* _WHAT YOU WILL DO_:
1: Copy the passage on online continuing education word for word, from "The same search" up to and including "in their offerings.".
2: Write the next part of the passage on online continuing education, picking up after its final sentence.

* _EXCERPT PROVIDED_:
┌────────

Sharing Information with ICTs Sharing Learning Environments
The ever-expanding use of new information and communication
technologies in education has made both initial and continuing
professional education more readily available in almost all
disciplines. A quick search of the Internet using one of the
standard search engines in almost any discipline reveals online
offerings from major universities all over the world of courses that
can be applied to such purposes as maintaining professional
licenses. A Google search on today’s date (May 05, 2007), for
example, on the exact phrase, “architecture continuing education,”
produced 436 unsponsored hits, that is, simple links to sites that
have not paid to be prominently displayed. A cursory review of these
sites strongly indicates that most of them offer online courses that
meet the academic and accreditation requirements for contributing to
obtaining or maintaining a license to practice architecture in some
region or jurisdiction. The offerings are from professional graduate
schools at both public and private institutions of higher learning
as well as from commercial, for-profit organizations that have found
a ready market for such courses.
The same search turned up no fewer than 46 “sponsored links,” that
is, paid advertisements from various institutions of professional
continuing education that include architecture in their offerings.
They ranged from New York University’s School of Continuing
Professional Education to an online Guide to Continuing Education,
named simply, “Guide to Continuing Education. ” which appears to be
a community effort by a large number of both public and for-profit
organizations that offer continuing education in a wide variety of
fields.

└────────

* _GIVEN INFORMATION_:
┌────────

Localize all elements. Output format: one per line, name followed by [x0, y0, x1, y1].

└────────

* _ANSWERS PROVIDED_:
1:
The same search turned up no fewer than 46 “sponsored links,” that
is, paid advertisements from various institutions of professional
continuing education that include architecture in their offerings.

2:
Another source of continuing professional education online appears
to be associations of such professionals themselves. On the very
first page of the May 06, 2007, Google search, this writer observed
a link to the site of the American Institute of Architecture. At
that site can be found numerous offerings of online courses and
courses that can be taken by attending a variety of institutions.
The profession, at least in the United States, appears to be in the
vanguard of offering professional education online.
Drilling down into the links produced by this single search clearly
will reveal hundreds, if not thousands, of opportunities for
continuing professional education offered online to students from
all over the world. Clearly, this is a concept that has “caught on.”
Similarly, a review of both graduate and undergraduate course and
library offerings at major universities around the world reveals
that the world of professional education, and many of the
professional educators themselves, have eagerly grasped the
opportunities for sharing knowledge that have grown out of the
Internet. Faculty members post course syllabi on the Internet for
their students to access readily. University libraries, including,
of course, the library at the University of British Columbia, offer
online access to many of their offerings. One or more of the major
commercial search engines has begun a project to digitize a very
large volume of printed material. There seems almost no end to the
drive to digitize information online.
This is not surprising in a way. After all, the Internet itself was
the result of a desire by professional educators and researchers,
most of them employed at universities, first in the United States,
but subsequently, around the world, to share knowledge quickly and
easily. So, we are looking at a phenomenon that is, at the very
least, maturing rapidly both with respect to formal, in-university
training and initial and continuing education of professionals in
almost every conceivable discipline.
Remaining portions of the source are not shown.